====== Data shown ======
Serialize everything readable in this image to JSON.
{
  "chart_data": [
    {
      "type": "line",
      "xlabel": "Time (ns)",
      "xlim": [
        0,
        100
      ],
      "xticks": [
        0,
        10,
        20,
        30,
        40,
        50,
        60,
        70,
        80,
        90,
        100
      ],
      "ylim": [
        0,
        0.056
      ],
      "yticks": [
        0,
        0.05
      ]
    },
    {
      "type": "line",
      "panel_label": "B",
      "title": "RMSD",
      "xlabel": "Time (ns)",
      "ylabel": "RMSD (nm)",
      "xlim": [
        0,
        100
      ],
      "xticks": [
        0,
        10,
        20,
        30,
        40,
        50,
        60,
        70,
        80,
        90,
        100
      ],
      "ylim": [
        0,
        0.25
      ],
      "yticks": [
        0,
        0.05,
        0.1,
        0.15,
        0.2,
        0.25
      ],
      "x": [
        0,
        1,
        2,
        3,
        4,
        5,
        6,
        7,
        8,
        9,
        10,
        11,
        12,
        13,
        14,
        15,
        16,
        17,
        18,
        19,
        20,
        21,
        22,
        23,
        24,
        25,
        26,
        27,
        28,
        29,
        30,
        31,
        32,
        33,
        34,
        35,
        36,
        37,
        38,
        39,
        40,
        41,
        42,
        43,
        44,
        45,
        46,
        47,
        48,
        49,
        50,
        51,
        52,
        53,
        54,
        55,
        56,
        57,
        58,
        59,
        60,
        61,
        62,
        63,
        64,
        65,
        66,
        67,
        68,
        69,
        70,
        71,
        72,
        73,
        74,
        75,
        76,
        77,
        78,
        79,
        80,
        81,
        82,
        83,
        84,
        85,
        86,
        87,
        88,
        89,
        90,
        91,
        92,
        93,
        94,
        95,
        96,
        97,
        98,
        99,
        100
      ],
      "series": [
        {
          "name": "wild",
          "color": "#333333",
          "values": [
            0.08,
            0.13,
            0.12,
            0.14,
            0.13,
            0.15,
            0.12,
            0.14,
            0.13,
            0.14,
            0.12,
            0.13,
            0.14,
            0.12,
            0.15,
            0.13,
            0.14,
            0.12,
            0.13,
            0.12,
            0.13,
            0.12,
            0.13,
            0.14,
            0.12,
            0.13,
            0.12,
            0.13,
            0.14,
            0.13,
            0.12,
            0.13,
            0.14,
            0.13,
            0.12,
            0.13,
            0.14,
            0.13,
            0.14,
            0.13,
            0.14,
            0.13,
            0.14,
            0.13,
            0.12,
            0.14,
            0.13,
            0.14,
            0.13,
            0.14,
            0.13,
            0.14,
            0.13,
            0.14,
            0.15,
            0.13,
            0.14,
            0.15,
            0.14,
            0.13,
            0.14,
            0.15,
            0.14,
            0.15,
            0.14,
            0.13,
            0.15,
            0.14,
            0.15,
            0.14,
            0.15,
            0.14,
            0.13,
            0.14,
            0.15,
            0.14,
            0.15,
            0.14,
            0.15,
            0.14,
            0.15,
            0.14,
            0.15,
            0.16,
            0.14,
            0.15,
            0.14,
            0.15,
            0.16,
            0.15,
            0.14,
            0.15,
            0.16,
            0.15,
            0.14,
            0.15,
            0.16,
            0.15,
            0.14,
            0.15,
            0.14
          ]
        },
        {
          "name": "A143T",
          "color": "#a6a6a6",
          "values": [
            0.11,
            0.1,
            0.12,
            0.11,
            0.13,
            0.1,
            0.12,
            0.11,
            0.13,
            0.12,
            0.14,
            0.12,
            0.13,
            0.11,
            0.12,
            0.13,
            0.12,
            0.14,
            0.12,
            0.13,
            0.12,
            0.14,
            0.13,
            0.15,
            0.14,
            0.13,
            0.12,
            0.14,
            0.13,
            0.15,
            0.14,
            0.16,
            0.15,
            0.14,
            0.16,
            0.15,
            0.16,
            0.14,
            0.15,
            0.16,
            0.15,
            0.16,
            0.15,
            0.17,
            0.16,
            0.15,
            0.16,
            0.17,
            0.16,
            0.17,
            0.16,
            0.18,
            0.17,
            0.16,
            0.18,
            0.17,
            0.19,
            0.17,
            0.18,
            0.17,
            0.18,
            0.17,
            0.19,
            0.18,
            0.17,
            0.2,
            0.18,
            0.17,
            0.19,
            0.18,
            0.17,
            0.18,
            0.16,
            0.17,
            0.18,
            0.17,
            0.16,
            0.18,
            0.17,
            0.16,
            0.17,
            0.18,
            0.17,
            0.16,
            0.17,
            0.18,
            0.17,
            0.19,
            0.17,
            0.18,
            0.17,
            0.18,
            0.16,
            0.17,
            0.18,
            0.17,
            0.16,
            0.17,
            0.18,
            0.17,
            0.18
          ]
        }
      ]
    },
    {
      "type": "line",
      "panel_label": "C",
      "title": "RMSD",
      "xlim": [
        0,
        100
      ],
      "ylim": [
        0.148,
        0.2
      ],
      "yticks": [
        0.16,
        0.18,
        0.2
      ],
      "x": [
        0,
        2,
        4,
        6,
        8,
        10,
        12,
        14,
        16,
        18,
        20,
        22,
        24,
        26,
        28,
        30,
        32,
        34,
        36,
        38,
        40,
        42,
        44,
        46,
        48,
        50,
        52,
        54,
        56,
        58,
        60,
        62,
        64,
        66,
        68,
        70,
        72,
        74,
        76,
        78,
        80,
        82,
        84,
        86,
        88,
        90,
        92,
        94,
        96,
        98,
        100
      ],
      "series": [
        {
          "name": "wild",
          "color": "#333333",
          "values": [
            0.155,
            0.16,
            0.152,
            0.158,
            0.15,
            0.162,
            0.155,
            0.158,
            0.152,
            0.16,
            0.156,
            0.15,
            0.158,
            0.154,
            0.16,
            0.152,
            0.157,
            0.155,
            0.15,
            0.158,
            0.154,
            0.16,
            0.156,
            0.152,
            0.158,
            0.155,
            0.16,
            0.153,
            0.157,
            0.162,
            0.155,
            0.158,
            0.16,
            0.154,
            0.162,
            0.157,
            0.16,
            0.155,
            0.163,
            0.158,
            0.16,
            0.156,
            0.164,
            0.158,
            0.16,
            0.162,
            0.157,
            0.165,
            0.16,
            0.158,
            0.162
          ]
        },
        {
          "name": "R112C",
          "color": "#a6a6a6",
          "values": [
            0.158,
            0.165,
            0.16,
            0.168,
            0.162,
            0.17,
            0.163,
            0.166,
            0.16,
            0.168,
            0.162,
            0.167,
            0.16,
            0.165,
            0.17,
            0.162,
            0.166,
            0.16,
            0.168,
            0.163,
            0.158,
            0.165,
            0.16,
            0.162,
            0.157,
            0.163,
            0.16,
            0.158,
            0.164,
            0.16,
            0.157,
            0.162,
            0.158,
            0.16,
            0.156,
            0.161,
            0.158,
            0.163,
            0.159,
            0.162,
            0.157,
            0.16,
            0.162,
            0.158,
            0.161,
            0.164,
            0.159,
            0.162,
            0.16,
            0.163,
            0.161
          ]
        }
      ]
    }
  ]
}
======
» **What needs to be done**
The records above must be repeated exactly, every one of them.

» **Reply to the exercise**
Serialize everything readable in this image to JSON.
{
  "chart_data": [
    {
      "type": "line",
      "xlabel": "Time (ns)",
      "xlim": [
        0,
        100
      ],
      "xticks": [
        0,
        10,
        20,
        30,
        40,
        50,
        60,
        70,
        80,
        90,
        100
      ],
      "ylim": [
        0,
        0.056
      ],
      "yticks": [
        0,
        0.05
      ]
    },
    {
      "type": "line",
      "panel_label": "B",
      "title": "RMSD",
      "xlabel": "Time (ns)",
      "ylabel": "RMSD (nm)",
      "xlim": [
        0,
        100
      ],
      "xticks": [
        0,
        10,
        20,
        30,
        40,
        50,
        60,
        70,
        80,
        90,
        100
      ],
      "ylim": [
        0,
        0.25
      ],
      "yticks": [
        0,
        0.05,
        0.1,
        0.15,
        0.2,
        0.25
      ],
      "x": [
        0,
        1,
        2,
        3,
        4,
        5,
        6,
        7,
        8,
        9,
        10,
        11,
        12,
        13,
        14,
        15,
        16,
        17,
        18,
        19,
        20,
        21,
        22,
        23,
        24,
        25,
        26,
        27,
        28,
        29,
        30,
        31,
        32,
        33,
        34,
        35,
        36,
        37,
        38,
        39,
        40,
        41,
        42,
        43,
        44,
        45,
        46,
        47,
        48,
        49,
        50,
        51,
        52,
        53,
        54,
        55,
        56,
        57,
        58,
        59,
        60,
        61,
        62,
        63,
        64,
        65,
        66,
        67,
        68,
        69,
        70,
        71,
        72,
        73,
        74,
        75,
        76,
        77,
        78,
        79,
        80,
        81,
        82,
        83,
        84,
        85,
        86,
        87,
        88,
        89,
        90,
        91,
        92,
        93,
        94,
        95,
        96,
        97,
        98,
        99,
        100
      ],
      "series": [
        {
          "name": "wild",
          "color": "#333333",
          "values": [
            0.08,
            0.13,
            0.12,
            0.14,
            0.13,
            0.15,
            0.12,
            0.14,
            0.13,
            0.14,
            0.12,
            0.13,
            0.14,
            0.12,
            0.15,
            0.13,
            0.14,
            0.12,
            0.13,
            0.12,
            0.13,
            0.12,
            0.13,
            0.14,
            0.12,
            0.13,
            0.12,
            0.13,
            0.14,
            0.13,
            0.12,
            0.13,
            0.14,
            0.13,
            0.12,
            0.13,
            0.14,
            0.13,
            0.14,
            0.13,
            0.14,
            0.13,
            0.14,
            0.13,
            0.12,
            0.14,
            0.13,
            0.14,
            0.13,
            0.14,
            0.13,
            0.14,
            0.13,
            0.14,
            0.15,
            0.13,
            0.14,
            0.15,
            0.14,
            0.13,
            0.14,
            0.15,
            0.14,
            0.15,
            0.14,
            0.13,
            0.15,
            0.14,
            0.15,
            0.14,
            0.15,
            0.14,
            0.13,
            0.14,
            0.15,
            0.14,
            0.15,
            0.14,
            0.15,
            0.14,
            0.15,
            0.14,
            0.15,
            0.16,
            0.14,
            0.15,
            0.14,
            0.15,
            0.16,
            0.15,
            0.14,
            0.15,
            0.16,
            0.15,
            0.14,
            0.15,
            0.16,
            0.15,
            0.14,
            0.15,
            0.14
          ]
        },
        {
          "name": "A143T",
          "color": "#a6a6a6",
          "values": [
            0.11,
            0.1,
            0.12,
            0.11,
            0.13,
            0.1,
            0.12,
            0.11,
            0.13,
            0.12,
            0.14,
            0.12,
            0.13,
            0.11,
            0.12,
            0.13,
            0.12,
            0.14,
            0.12,
            0.13,
            0.12,
            0.14,
            0.13,
            0.15,
            0.14,
            0.13,
            0.12,
            0.14,
            0.13,
            0.15,
            0.14,
            0.16,
            0.15,
            0.14,
            0.16,
            0.15,
            0.16,
            0.14,
            0.15,
            0.16,
            0.15,
            0.16,
            0.15,
            0.17,
            0.16,
            0.15,
            0.16,
            0.17,
            0.16,
            0.17,
            0.16,
            0.18,
            0.17,
            0.16,
            0.18,
            0.17,
            0.19,
            0.17,
            0.18,
            0.17,
            0.18,
            0.17,
            0.19,
            0.18,
            0.17,
            0.2,
            0.18,
            0.17,
            0.19,
            0.18,
            0.17,
            0.18,
            0.16,
            0.17,
            0.18,
            0.17,
            0.16,
            0.18,
            0.17,
            0.16,
            0.17,
            0.18,
            0.17,
            0.16,
            0.17,
            0.18,
            0.17,
            0.19,
            0.17,
            0.18,
            0.17,
            0.18,
            0.16,
            0.17,
            0.18,
            0.17,
            0.16,
            0.17,
            0.18,
            0.17,
            0.18
          ]
        }
      ]
    },
    {
      "type": "line",
      "panel_label": "C",
      "title": "RMSD",
      "xlim": [
        0,
        100
      ],
      "ylim": [
        0.148,
        0.2
      ],
      "yticks": [
        0.16,
        0.18,
        0.2
      ],
      "x": [
        0,
        2,
        4,
        6,
        8,
        10,
        12,
        14,
        16,
        18,
        20,
        22,
        24,
        26,
        28,
        30,
        32,
        34,
        36,
        38,
        40,
        42,
        44,
        46,
        48,
        50,
        52,
        54,
        56,
        58,
        60,
        62,
        64,
        66,
        68,
        70,
        72,
        74,
        76,
        78,
        80,
        82,
        84,
        86,
        88,
        90,
        92,
        94,
        96,
        98,
        100
      ],
      "series": [
        {
          "name": "wild",
          "color": "#333333",
          "values": [
            0.155,
            0.16,
            0.152,
            0.158,
            0.15,
            0.162,
            0.155,
            0.158,
            0.152,
            0.16,
            0.156,
            0.15,
            0.158,
            0.154,
            0.16,
            0.152,
            0.157,
            0.155,
            0.15,
            0.158,
            0.154,
            0.16,
            0.156,
            0.152,
            0.158,
            0.155,
            0.16,
            0.153,
            0.157,
            0.162,
            0.155,
            0.158,
            0.16,
            0.154,
            0.162,
            0.157,
            0.16,
            0.155,
            0.163,
            0.158,
            0.16,
            0.156,
            0.164,
            0.158,
            0.16,
            0.162,
            0.157,
            0.165,
            0.16,
            0.158,
            0.162
          ]
        },
        {
          "name": "R112C",
          "color": "#a6a6a6",
          "values": [
            0.158,
            0.165,
            0.16,
            0.168,
            0.162,
            0.17,
            0.163,
            0.166,
            0.16,
            0.168,
            0.162,
            0.167,
            0.16,
            0.165,
            0.17,
            0.162,
            0.166,
            0.16,
            0.168,
            0.163,
            0.158,
            0.165,
            0.16,
            0.162,
            0.157,
            0.163,
            0.16,
            0.158,
            0.164,
            0.16,
            0.157,
            0.162,
            0.158,
            0.16,
            0.156,
            0.161,
            0.158,
            0.163,
            0.159,
            0.162,
            0.157,
            0.16,
            0.162,
            0.158,
            0.161,
            0.164,
            0.159,
            0.162,
            0.16,
            0.163,
            0.161
          ]
        }
      ]
    }
  ]
}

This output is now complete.